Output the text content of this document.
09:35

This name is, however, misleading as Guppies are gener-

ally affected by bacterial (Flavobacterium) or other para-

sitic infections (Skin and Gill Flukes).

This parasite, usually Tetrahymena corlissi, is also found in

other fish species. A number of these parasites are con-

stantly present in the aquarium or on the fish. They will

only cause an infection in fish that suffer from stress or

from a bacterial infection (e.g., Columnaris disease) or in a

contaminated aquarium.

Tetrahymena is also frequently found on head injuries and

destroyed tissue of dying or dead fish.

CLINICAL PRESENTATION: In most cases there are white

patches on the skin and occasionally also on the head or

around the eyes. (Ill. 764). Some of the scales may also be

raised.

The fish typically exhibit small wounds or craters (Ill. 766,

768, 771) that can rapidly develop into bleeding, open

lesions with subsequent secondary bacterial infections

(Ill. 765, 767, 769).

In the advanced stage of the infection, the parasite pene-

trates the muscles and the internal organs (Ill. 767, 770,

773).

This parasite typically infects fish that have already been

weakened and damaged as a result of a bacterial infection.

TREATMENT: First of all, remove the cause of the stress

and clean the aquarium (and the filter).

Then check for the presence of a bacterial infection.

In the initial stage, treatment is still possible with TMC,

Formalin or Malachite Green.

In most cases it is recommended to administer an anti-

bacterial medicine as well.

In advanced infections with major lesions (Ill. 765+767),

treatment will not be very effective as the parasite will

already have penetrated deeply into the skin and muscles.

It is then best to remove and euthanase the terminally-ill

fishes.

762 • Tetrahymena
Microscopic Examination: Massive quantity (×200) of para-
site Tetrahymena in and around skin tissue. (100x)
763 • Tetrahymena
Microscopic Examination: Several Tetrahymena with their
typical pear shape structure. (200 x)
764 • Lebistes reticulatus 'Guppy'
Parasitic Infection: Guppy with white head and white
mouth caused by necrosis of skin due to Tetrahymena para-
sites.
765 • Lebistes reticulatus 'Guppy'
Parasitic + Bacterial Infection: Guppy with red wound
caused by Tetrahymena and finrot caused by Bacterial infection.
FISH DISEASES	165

## What the exercise asks:
Gather each line of the listing containing the word "have" and show it.

## Task output:
This parasite typically infects fish that have already been
already have penetrated deeply into the skin and muscles.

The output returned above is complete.